— START OF DATA EXTRACT —

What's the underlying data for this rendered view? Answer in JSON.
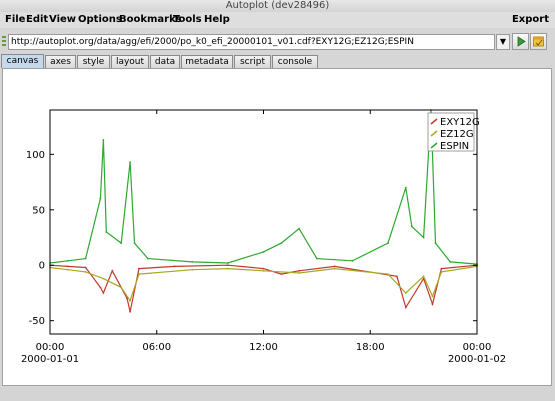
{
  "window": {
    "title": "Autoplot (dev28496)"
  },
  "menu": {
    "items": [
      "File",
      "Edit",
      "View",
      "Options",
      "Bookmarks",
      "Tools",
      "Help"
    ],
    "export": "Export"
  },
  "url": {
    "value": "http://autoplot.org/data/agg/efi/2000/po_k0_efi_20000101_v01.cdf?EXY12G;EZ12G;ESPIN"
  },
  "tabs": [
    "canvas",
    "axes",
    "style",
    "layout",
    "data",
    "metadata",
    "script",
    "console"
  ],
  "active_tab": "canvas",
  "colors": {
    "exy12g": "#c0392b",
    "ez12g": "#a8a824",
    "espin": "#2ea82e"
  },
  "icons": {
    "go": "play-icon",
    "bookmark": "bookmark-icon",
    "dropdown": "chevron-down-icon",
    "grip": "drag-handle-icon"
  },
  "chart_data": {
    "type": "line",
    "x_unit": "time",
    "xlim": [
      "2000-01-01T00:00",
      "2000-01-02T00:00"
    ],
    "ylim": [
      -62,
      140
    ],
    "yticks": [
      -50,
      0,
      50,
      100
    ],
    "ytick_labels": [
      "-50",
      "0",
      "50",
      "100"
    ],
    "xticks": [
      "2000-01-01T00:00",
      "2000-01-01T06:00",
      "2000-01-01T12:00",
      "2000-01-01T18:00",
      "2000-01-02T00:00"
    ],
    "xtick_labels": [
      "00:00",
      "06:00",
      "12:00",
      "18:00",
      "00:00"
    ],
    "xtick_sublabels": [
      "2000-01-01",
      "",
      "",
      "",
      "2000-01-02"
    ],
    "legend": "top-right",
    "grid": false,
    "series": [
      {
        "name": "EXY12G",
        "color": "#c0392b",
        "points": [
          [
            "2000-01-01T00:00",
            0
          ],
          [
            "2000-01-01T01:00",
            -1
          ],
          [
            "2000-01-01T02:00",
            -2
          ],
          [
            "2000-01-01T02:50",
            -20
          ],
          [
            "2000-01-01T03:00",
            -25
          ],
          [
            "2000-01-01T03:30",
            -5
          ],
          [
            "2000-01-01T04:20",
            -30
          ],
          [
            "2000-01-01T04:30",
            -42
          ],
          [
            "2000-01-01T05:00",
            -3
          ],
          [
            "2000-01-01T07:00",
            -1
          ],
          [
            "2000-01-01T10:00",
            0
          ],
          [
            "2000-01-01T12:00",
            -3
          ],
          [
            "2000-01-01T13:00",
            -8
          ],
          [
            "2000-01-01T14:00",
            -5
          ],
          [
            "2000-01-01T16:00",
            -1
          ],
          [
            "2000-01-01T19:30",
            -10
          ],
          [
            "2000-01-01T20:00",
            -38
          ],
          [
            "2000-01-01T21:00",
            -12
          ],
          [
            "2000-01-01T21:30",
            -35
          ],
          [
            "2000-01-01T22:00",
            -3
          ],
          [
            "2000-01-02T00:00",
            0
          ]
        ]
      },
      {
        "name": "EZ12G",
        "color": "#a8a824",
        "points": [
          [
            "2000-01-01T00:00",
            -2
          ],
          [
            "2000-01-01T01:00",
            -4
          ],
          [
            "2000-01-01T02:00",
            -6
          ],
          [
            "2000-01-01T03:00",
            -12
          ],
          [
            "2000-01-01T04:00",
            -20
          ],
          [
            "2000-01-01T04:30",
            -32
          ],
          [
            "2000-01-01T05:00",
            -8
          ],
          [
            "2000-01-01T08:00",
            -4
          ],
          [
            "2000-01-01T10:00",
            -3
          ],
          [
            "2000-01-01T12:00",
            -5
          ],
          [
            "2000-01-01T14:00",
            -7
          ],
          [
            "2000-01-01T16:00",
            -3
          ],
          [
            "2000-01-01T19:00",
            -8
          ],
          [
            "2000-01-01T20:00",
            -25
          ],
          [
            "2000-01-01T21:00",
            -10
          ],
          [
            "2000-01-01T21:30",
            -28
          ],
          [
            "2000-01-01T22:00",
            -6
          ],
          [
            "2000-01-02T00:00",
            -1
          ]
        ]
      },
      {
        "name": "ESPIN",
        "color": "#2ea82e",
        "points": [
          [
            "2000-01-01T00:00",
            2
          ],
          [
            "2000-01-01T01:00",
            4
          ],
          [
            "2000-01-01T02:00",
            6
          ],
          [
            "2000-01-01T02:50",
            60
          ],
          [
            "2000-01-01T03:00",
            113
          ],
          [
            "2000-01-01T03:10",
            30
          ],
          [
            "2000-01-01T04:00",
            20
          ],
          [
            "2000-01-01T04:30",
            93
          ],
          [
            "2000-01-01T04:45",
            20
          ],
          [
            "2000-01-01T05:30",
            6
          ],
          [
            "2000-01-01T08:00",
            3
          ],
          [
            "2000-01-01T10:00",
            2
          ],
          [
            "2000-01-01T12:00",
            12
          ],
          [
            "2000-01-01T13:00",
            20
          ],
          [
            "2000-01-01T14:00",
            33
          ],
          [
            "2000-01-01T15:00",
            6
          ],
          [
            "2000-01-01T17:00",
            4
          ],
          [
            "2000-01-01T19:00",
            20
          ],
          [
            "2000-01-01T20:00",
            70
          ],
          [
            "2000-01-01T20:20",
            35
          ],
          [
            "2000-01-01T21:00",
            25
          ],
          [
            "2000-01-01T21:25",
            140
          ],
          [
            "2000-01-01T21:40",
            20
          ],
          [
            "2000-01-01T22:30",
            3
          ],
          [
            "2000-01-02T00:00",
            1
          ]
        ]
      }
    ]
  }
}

— END OF DATA EXTRACT —
— START OF DATA EXTRACT —

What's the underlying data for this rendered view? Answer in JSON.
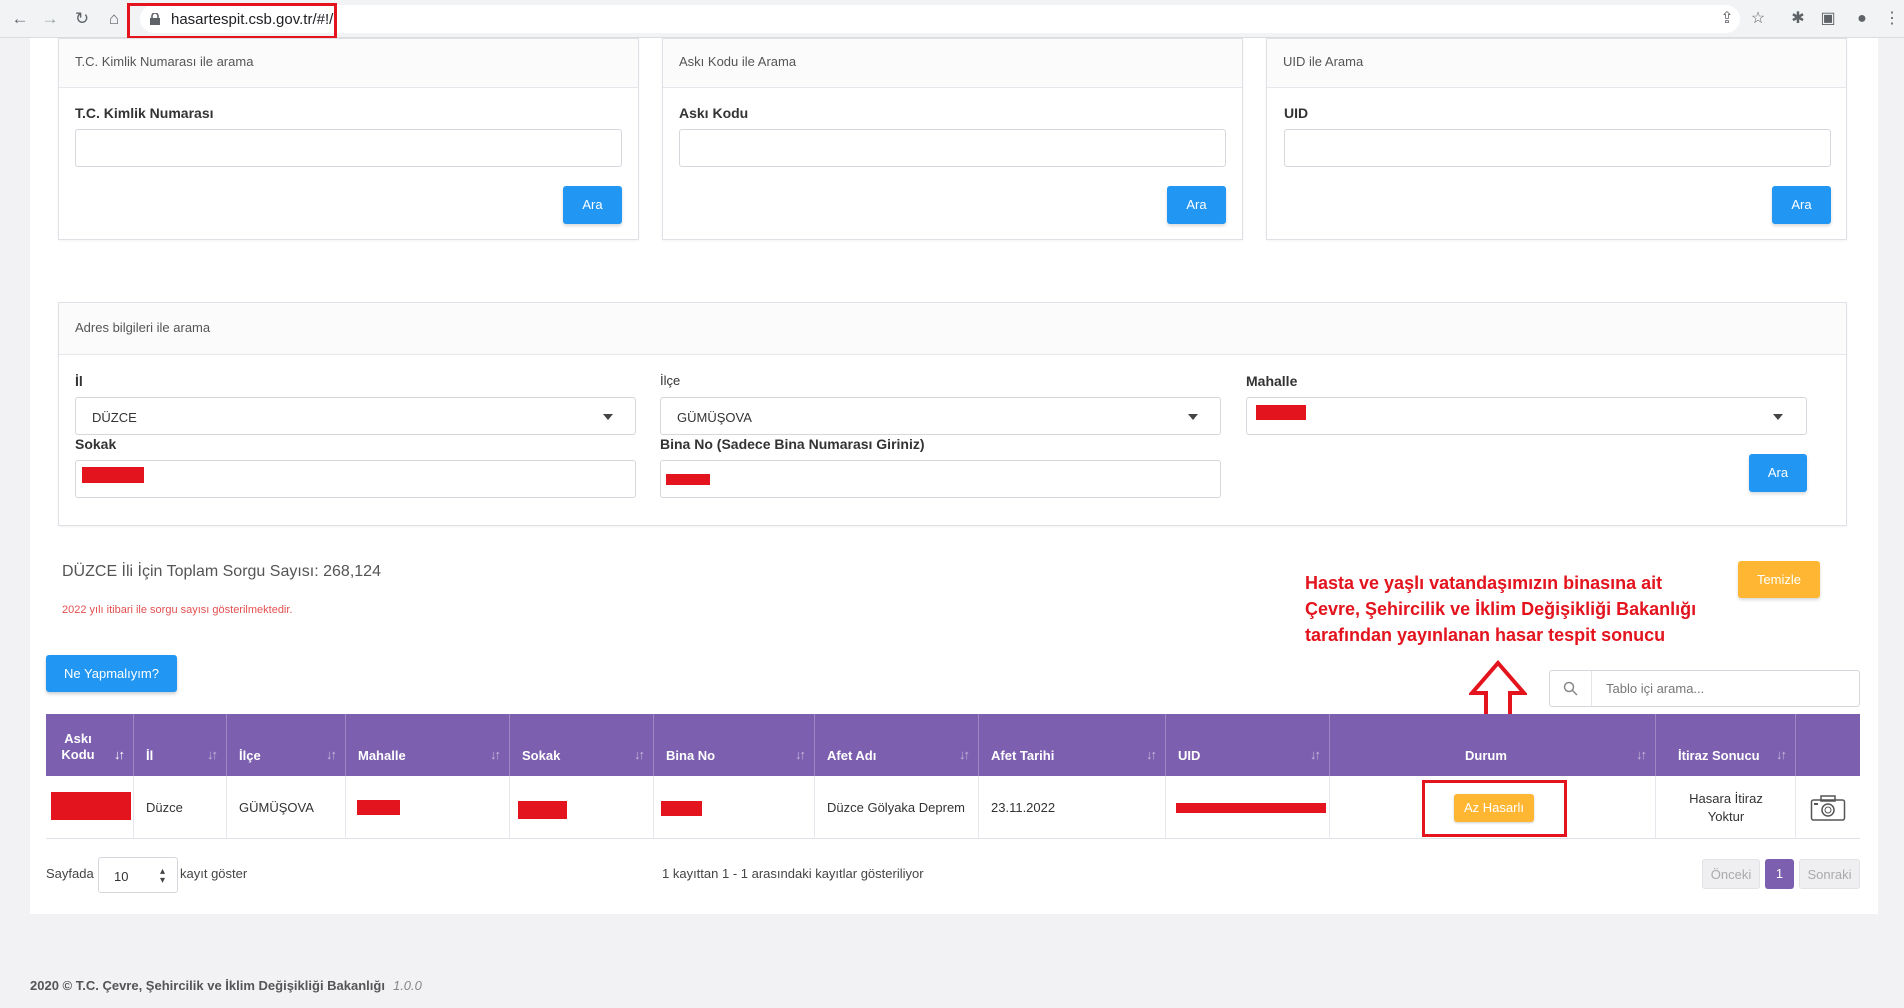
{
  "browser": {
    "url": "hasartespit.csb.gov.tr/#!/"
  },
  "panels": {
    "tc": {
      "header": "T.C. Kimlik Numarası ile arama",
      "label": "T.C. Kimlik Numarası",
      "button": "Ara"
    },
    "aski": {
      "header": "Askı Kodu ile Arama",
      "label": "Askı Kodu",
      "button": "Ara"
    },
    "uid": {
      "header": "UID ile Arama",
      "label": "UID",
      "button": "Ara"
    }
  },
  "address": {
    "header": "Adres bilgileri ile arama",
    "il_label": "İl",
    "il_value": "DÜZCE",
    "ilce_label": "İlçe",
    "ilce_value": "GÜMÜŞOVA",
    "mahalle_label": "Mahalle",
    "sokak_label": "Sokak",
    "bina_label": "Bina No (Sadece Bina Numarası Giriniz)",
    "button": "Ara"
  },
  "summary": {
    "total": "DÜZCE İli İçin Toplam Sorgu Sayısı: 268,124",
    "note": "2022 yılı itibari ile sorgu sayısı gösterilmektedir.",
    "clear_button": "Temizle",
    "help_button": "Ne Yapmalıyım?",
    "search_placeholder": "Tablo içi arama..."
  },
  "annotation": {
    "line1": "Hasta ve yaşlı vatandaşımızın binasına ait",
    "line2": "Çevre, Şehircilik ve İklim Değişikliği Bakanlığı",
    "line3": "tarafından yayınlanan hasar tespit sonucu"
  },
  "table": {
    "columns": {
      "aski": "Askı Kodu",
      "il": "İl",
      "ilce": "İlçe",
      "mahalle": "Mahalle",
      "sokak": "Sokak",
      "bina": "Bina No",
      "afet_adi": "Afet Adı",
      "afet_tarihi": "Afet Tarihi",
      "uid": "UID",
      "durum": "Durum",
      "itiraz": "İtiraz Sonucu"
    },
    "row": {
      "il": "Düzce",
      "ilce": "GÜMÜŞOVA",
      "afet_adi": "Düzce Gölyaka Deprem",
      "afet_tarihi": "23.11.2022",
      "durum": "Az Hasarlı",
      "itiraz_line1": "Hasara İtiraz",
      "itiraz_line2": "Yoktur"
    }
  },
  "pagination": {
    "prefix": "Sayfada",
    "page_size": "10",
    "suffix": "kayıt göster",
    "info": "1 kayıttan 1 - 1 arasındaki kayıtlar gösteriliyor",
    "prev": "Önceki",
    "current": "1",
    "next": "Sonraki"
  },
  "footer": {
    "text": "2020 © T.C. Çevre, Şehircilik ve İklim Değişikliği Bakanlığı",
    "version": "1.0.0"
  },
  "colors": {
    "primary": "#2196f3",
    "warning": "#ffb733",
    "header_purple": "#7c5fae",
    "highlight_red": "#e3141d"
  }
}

— END OF DATA EXTRACT —

| WORK TO COMPLETE |
List all lines where "Kimlik" occurs.

| SOLUTION |
      "header": "T.C. Kimlik Numarası ile arama",
      "label": "T.C. Kimlik Numarası",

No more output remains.